:: What is asked ::
Wherever the string "转录组学" appears in a line, extract that line.
<<<<
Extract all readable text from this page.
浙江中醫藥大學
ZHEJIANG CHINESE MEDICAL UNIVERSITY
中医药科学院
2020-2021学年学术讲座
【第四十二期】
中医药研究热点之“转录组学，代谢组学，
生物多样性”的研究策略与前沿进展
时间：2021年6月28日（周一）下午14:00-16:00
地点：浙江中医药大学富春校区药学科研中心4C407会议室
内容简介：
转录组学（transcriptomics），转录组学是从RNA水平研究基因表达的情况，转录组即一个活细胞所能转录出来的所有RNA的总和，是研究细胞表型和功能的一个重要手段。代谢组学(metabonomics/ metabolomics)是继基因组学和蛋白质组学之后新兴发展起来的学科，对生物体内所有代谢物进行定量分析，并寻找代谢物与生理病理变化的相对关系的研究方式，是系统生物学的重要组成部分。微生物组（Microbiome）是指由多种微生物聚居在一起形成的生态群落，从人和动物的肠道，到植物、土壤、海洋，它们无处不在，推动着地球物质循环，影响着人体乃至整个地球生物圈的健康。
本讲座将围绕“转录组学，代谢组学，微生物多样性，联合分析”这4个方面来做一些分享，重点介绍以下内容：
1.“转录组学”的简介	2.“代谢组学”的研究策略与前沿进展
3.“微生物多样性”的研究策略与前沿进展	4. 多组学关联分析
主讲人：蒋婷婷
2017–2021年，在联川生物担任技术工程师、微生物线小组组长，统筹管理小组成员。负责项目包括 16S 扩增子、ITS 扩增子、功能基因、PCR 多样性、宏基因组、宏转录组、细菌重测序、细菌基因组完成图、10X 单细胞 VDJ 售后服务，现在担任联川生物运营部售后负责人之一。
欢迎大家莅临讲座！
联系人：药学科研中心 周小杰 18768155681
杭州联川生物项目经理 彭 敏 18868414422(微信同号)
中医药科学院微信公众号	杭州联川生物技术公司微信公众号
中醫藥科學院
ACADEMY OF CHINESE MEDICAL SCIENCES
>>>>
:: Answer to the problem ::
中医药研究热点之“转录组学，代谢组学，
转录组学（transcriptomics），转录组学是从RNA水平研究基因表达的情况，转录组即一个活细胞所能转录出来的所有RNA的总和，是研究细胞表型和功能的一个重要手段。代谢组学(metabonomics/ metabolomics)是继基因组学和蛋白质组学之后新兴发展起来的学科，对生物体内所有代谢物进行定量分析，并寻找代谢物与生理病理变化的相对关系的研究方式，是系统生物学的重要组成部分。微生物组（Microbiome）是指由多种微生物聚居在一起形成的生态群落，从人和动物的肠道，到植物、土壤、海洋，它们无处不在，推动着地球物质循环，影响着人体乃至整个地球生物圈的健康。
本讲座将围绕“转录组学，代谢组学，微生物多样性，联合分析”这4个方面来做一些分享，重点介绍以下内容：
1.“转录组学”的简介	2.“代谢组学”的研究策略与前沿进展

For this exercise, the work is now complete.